_WHAT THIS TASK INVOLVES_.
Write the data out again, character for character, with no images.

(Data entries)
*-*-*

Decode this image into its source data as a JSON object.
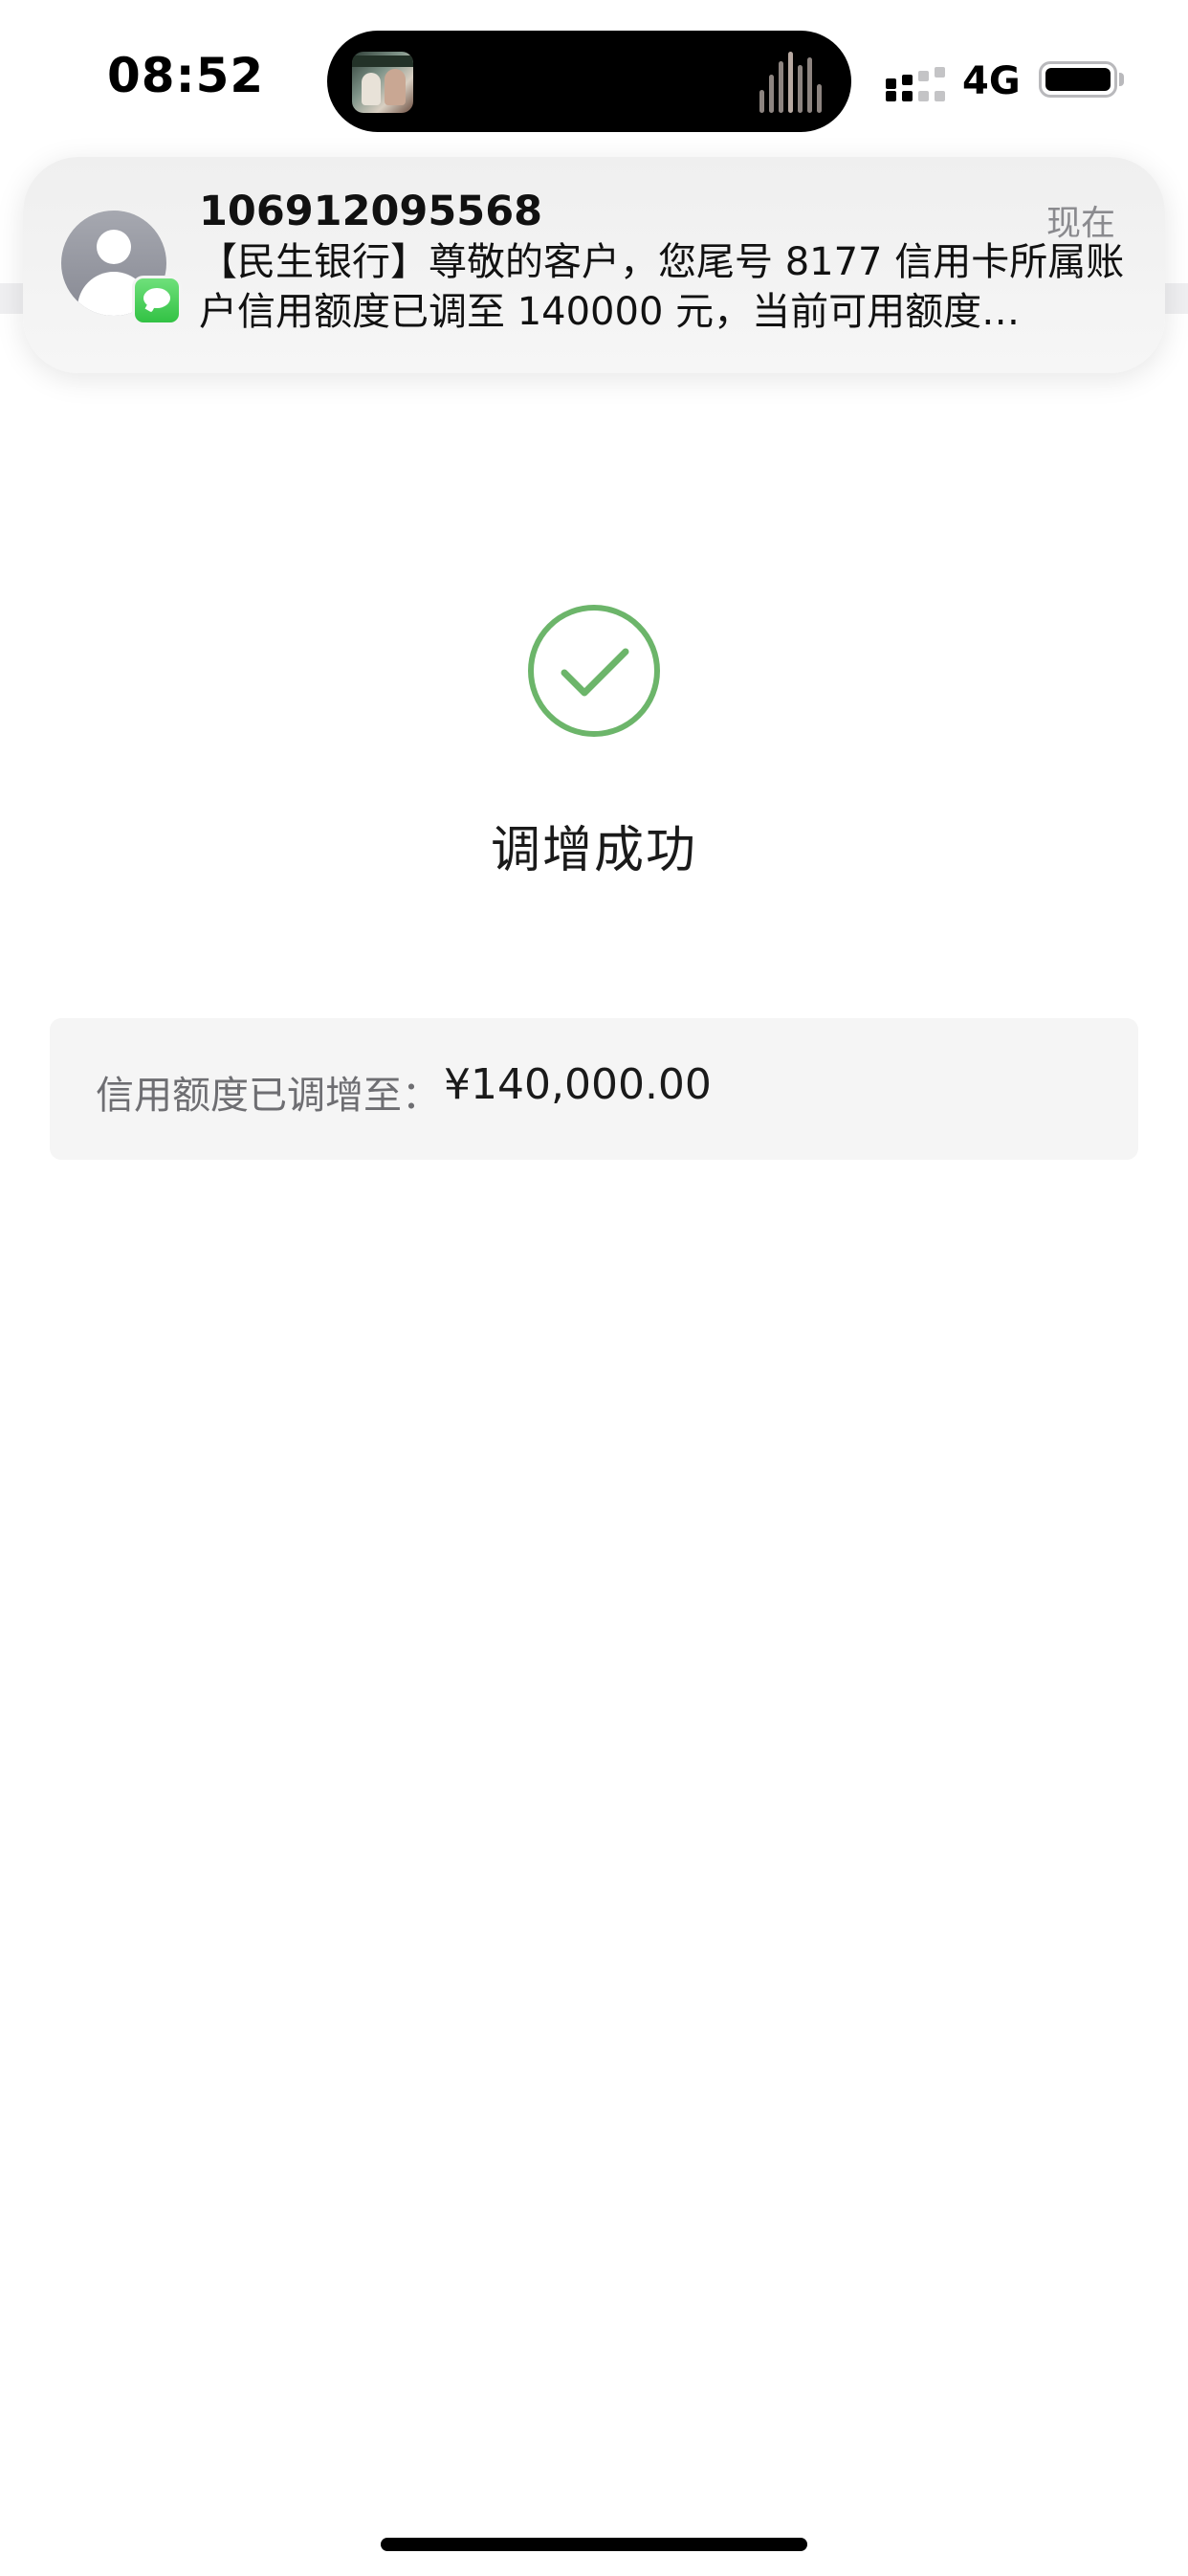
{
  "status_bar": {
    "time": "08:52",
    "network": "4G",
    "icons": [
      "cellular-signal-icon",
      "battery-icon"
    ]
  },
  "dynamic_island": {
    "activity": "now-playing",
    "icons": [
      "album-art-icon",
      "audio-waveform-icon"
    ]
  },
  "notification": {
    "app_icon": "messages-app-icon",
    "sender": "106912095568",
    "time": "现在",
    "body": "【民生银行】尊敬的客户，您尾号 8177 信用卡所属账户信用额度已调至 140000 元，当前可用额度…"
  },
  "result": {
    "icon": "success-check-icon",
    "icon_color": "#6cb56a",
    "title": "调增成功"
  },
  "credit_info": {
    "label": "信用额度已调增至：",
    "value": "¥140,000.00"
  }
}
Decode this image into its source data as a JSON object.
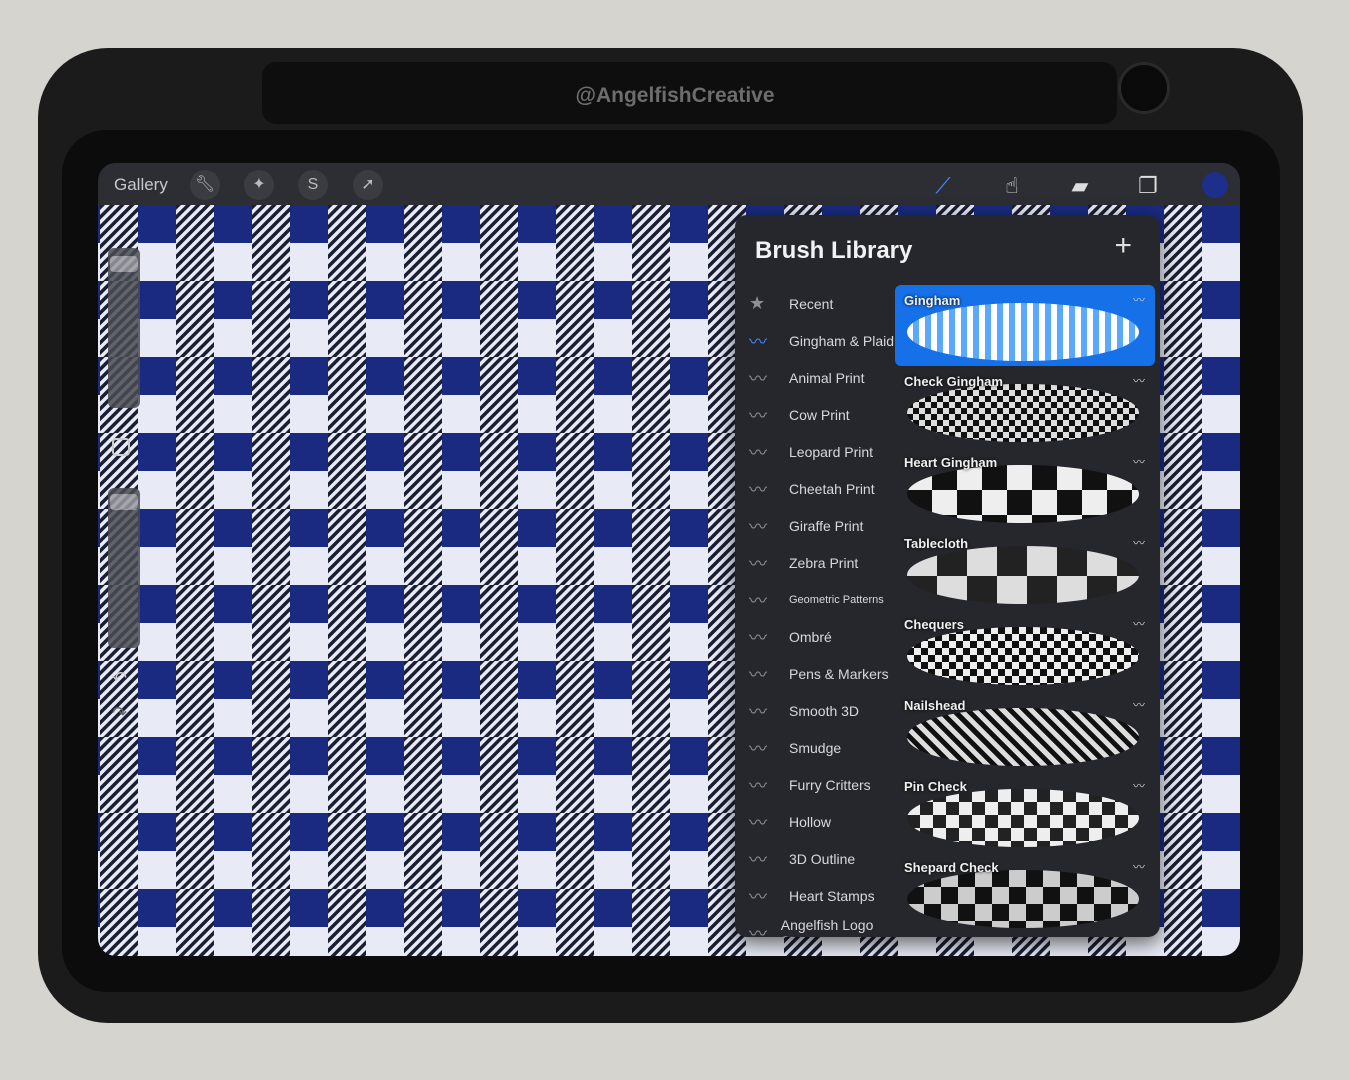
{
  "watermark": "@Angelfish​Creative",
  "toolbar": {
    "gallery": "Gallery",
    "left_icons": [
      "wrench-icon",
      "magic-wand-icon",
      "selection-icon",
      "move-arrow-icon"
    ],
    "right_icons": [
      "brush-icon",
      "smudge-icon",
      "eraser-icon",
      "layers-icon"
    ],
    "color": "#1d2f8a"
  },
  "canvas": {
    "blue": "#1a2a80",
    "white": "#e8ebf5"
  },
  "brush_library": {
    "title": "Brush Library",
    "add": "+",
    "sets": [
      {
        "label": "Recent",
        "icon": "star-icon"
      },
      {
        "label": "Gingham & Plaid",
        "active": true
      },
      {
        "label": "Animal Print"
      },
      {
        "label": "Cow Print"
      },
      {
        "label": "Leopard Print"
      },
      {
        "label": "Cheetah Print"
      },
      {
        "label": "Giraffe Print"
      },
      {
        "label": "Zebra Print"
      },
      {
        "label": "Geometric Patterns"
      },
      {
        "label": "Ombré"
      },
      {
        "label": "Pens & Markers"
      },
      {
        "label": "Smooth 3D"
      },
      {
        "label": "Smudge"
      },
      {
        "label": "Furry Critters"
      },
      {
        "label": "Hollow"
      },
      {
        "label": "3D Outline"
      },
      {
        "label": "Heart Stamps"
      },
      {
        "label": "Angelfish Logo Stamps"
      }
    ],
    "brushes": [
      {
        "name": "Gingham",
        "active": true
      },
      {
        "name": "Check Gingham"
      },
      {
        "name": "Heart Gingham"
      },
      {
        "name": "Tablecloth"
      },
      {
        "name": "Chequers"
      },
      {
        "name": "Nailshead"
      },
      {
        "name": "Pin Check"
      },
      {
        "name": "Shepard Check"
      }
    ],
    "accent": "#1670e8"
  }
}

*-*-*

_SOLUTION TO THE EXERCISE_.
Decode this image into its source data as a JSON object.
{
  "status_bar": {
    "time": "08:52",
    "network": "4G",
    "icons": [
      "cellular-signal-icon",
      "battery-icon"
    ]
  },
  "dynamic_island": {
    "activity": "now-playing",
    "icons": [
      "album-art-icon",
      "audio-waveform-icon"
    ]
  },
  "notification": {
    "app_icon": "messages-app-icon",
    "sender": "106912095568",
    "time": "现在",
    "body": "【民生银行】尊敬的客户，您尾号 8177 信用卡所属账户信用额度已调至 140000 元，当前可用额度…"
  },
  "result": {
    "icon": "success-check-icon",
    "icon_color": "#6cb56a",
    "title": "调增成功"
  },
  "credit_info": {
    "label": "信用额度已调增至：",
    "value": "¥140,000.00"
  }
}
Decode this image into its source data as a JSON object.
{
  "watermark": "@Angelfish​Creative",
  "toolbar": {
    "gallery": "Gallery",
    "left_icons": [
      "wrench-icon",
      "magic-wand-icon",
      "selection-icon",
      "move-arrow-icon"
    ],
    "right_icons": [
      "brush-icon",
      "smudge-icon",
      "eraser-icon",
      "layers-icon"
    ],
    "color": "#1d2f8a"
  },
  "canvas": {
    "blue": "#1a2a80",
    "white": "#e8ebf5"
  },
  "brush_library": {
    "title": "Brush Library",
    "add": "+",
    "sets": [
      {
        "label": "Recent",
        "icon": "star-icon"
      },
      {
        "label": "Gingham & Plaid",
        "active": true
      },
      {
        "label": "Animal Print"
      },
      {
        "label": "Cow Print"
      },
      {
        "label": "Leopard Print"
      },
      {
        "label": "Cheetah Print"
      },
      {
        "label": "Giraffe Print"
      },
      {
        "label": "Zebra Print"
      },
      {
        "label": "Geometric Patterns"
      },
      {
        "label": "Ombré"
      },
      {
        "label": "Pens & Markers"
      },
      {
        "label": "Smooth 3D"
      },
      {
        "label": "Smudge"
      },
      {
        "label": "Furry Critters"
      },
      {
        "label": "Hollow"
      },
      {
        "label": "3D Outline"
      },
      {
        "label": "Heart Stamps"
      },
      {
        "label": "Angelfish Logo Stamps"
      }
    ],
    "brushes": [
      {
        "name": "Gingham",
        "active": true
      },
      {
        "name": "Check Gingham"
      },
      {
        "name": "Heart Gingham"
      },
      {
        "name": "Tablecloth"
      },
      {
        "name": "Chequers"
      },
      {
        "name": "Nailshead"
      },
      {
        "name": "Pin Check"
      },
      {
        "name": "Shepard Check"
      }
    ],
    "accent": "#1670e8"
  }
}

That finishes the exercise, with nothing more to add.